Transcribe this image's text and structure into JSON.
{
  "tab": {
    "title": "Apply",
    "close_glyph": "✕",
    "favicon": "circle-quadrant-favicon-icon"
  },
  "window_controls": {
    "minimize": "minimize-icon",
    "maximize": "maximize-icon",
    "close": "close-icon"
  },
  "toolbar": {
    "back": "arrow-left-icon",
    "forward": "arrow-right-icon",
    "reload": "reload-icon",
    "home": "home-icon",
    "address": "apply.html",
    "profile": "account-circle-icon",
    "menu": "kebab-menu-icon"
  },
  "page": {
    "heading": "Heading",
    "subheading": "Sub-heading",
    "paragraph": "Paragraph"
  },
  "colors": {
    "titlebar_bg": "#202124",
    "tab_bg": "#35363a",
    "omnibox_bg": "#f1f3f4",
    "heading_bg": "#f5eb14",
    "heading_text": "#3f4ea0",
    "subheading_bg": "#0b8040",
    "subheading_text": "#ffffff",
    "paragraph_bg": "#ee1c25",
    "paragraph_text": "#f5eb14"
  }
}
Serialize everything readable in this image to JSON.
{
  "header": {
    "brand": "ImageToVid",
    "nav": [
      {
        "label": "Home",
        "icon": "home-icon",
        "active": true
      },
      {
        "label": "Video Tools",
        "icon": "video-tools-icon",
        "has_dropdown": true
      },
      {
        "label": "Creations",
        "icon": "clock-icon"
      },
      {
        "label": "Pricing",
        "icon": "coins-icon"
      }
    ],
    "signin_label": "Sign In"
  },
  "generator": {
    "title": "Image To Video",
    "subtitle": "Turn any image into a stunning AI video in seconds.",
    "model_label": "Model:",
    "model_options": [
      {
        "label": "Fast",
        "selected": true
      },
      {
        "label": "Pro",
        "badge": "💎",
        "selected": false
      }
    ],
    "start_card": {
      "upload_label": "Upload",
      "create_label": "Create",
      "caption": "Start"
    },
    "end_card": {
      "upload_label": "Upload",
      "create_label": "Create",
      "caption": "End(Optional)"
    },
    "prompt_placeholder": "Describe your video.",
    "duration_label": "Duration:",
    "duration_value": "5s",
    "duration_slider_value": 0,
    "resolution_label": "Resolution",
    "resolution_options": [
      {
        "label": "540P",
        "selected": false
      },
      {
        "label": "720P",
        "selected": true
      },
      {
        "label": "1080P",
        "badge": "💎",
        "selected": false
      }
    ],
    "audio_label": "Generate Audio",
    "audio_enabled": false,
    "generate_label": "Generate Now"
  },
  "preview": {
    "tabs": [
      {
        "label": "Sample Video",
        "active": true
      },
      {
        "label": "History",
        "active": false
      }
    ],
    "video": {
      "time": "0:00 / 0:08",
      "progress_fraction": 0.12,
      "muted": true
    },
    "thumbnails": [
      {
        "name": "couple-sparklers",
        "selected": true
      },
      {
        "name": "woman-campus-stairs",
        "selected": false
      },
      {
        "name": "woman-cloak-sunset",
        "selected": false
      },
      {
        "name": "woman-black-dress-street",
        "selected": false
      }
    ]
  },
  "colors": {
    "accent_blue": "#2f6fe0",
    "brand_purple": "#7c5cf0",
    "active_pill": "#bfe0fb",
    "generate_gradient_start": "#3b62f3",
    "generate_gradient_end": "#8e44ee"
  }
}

++++++++++

### [REQUIRED TASK]
Copy every line that contains the string "this".

### [TASK OUTPUT]
Transcribe this image's text and structure into JSON.
Serialize everything readable in this image to JSON.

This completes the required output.